* **EXERCISE GOAL**
Look below for the line containing "Read out every word on this page.". Output it and each remaining line of the entries exactly, and nothing else.

* **PROVIDED RECORDS**

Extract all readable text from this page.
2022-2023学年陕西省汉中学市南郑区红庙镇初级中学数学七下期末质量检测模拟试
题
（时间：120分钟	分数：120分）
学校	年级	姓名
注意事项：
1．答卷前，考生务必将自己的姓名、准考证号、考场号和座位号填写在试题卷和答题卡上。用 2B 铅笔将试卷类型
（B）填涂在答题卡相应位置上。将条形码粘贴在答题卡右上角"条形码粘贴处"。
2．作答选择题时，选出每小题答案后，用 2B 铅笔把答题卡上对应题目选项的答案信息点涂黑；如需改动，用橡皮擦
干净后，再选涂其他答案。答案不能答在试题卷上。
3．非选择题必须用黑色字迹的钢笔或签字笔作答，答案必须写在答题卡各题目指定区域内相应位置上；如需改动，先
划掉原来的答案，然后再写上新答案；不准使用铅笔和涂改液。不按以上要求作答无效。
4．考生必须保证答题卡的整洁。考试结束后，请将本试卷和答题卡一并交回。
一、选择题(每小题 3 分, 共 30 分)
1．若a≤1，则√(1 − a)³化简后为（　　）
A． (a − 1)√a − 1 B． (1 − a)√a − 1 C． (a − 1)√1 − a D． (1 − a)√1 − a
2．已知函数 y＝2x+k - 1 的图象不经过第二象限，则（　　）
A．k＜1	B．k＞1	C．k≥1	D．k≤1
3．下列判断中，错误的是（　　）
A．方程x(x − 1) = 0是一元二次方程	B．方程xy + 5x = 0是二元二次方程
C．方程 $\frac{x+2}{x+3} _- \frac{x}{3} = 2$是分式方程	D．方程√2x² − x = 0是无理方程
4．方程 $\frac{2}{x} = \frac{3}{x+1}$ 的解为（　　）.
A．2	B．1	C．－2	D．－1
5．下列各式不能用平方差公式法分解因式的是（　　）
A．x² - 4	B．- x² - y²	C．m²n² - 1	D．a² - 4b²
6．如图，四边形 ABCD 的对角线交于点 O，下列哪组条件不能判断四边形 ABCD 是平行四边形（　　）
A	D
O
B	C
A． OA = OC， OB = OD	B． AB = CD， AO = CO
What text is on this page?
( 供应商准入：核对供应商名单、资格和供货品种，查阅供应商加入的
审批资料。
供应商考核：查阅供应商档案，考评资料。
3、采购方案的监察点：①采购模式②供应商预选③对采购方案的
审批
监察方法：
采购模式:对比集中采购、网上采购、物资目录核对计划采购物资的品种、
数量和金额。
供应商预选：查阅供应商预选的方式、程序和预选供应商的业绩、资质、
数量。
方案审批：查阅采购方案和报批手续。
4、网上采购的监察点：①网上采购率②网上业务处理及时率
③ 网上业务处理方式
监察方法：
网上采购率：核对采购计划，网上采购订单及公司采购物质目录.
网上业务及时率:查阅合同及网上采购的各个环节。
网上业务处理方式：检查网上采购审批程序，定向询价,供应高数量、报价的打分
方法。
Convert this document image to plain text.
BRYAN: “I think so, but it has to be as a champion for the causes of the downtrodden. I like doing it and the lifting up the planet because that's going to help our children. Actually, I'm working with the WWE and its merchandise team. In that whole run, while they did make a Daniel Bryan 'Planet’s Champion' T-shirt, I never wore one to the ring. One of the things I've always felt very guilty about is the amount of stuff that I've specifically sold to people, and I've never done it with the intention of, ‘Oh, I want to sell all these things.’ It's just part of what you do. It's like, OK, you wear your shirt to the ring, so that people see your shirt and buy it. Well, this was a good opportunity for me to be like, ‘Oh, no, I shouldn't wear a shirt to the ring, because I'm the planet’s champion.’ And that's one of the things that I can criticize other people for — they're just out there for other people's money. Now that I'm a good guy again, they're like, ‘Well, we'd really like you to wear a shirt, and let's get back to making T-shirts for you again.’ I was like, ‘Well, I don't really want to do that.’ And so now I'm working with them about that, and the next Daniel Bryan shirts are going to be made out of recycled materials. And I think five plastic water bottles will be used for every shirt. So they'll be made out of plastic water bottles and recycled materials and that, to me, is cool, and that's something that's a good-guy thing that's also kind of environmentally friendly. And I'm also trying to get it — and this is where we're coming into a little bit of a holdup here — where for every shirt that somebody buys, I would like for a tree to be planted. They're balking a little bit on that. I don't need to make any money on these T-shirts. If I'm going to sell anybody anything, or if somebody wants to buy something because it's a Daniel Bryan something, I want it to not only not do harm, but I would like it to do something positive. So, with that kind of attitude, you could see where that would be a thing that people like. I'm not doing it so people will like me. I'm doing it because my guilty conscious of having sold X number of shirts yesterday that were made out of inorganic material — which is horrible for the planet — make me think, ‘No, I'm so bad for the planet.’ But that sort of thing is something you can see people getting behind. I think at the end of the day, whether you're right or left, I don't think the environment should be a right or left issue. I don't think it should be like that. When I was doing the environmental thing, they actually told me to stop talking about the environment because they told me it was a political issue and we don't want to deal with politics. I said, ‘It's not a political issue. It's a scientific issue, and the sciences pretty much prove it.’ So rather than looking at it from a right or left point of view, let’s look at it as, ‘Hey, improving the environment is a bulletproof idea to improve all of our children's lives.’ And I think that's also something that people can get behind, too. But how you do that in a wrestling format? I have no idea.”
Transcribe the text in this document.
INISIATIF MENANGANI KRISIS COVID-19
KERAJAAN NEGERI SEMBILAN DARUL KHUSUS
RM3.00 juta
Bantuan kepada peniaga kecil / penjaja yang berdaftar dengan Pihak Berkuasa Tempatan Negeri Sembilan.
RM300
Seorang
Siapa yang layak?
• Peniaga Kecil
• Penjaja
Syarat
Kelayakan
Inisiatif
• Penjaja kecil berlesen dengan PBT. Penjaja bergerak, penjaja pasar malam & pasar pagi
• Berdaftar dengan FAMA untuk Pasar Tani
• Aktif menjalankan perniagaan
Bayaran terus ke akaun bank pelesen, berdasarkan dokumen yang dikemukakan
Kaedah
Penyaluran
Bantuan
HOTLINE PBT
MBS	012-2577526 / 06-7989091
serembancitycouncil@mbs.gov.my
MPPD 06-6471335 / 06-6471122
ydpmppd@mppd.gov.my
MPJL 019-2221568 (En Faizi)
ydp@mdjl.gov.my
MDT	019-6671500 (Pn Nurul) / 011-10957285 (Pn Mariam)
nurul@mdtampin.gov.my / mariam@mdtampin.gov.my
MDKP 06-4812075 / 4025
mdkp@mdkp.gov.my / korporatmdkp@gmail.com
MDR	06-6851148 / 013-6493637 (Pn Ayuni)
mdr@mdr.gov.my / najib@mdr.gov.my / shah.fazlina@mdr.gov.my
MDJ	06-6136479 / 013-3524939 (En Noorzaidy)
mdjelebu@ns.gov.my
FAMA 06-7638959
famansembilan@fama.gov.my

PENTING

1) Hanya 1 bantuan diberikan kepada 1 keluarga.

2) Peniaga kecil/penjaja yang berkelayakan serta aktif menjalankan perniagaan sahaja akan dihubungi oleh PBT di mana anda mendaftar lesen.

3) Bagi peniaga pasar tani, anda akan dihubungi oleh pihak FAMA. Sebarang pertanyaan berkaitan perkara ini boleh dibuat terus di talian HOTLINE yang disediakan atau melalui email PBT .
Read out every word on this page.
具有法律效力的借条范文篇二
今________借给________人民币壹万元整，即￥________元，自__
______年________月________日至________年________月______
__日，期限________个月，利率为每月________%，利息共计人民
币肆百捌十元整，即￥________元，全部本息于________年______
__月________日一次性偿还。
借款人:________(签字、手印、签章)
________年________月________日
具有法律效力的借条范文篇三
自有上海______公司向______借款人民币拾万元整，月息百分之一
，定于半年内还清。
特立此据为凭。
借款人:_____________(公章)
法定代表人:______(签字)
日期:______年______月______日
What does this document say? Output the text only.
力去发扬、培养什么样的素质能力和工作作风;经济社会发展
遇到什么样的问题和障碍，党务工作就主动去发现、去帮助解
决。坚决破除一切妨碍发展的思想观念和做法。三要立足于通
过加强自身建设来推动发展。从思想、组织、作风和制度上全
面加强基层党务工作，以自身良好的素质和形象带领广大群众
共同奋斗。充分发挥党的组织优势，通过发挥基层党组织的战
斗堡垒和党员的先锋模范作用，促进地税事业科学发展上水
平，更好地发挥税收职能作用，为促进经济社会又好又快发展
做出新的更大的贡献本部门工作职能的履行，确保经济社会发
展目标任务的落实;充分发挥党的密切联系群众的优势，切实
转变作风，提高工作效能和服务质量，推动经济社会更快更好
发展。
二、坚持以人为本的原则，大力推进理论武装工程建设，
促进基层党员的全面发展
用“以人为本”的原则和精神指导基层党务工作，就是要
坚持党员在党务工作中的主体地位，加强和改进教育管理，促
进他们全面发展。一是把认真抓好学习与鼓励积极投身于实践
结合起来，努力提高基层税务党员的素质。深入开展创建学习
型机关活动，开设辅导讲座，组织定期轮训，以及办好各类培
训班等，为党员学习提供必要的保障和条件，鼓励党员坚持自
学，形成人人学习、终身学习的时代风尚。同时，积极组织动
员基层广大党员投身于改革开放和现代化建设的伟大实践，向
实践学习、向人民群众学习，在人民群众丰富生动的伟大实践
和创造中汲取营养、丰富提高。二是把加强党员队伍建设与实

* **ANSWER TO THIS EXERCISE**
Read out every word on this page.
具有法律效力的借条范文篇二
今________借给________人民币壹万元整，即￥________元，自__
______年________月________日至________年________月______
__日，期限________个月，利率为每月________%，利息共计人民
币肆百捌十元整，即￥________元，全部本息于________年______
__月________日一次性偿还。
借款人:________(签字、手印、签章)
________年________月________日
具有法律效力的借条范文篇三
自有上海______公司向______借款人民币拾万元整，月息百分之一
，定于半年内还清。
特立此据为凭。
借款人:_____________(公章)
法定代表人:______(签字)
日期:______年______月______日
What does this document say? Output the text only.
力去发扬、培养什么样的素质能力和工作作风;经济社会发展
遇到什么样的问题和障碍，党务工作就主动去发现、去帮助解
决。坚决破除一切妨碍发展的思想观念和做法。三要立足于通
过加强自身建设来推动发展。从思想、组织、作风和制度上全
面加强基层党务工作，以自身良好的素质和形象带领广大群众
共同奋斗。充分发挥党的组织优势，通过发挥基层党组织的战
斗堡垒和党员的先锋模范作用，促进地税事业科学发展上水
平，更好地发挥税收职能作用，为促进经济社会又好又快发展
做出新的更大的贡献本部门工作职能的履行，确保经济社会发
展目标任务的落实;充分发挥党的密切联系群众的优势，切实
转变作风，提高工作效能和服务质量，推动经济社会更快更好
发展。
二、坚持以人为本的原则，大力推进理论武装工程建设，
促进基层党员的全面发展
用“以人为本”的原则和精神指导基层党务工作，就是要
坚持党员在党务工作中的主体地位，加强和改进教育管理，促
进他们全面发展。一是把认真抓好学习与鼓励积极投身于实践
结合起来，努力提高基层税务党员的素质。深入开展创建学习
型机关活动，开设辅导讲座，组织定期轮训，以及办好各类培
训班等，为党员学习提供必要的保障和条件，鼓励党员坚持自
学，形成人人学习、终身学习的时代风尚。同时，积极组织动
员基层广大党员投身于改革开放和现代化建设的伟大实践，向
实践学习、向人民群众学习，在人民群众丰富生动的伟大实践
和创造中汲取营养、丰富提高。二是把加强党员队伍建设与实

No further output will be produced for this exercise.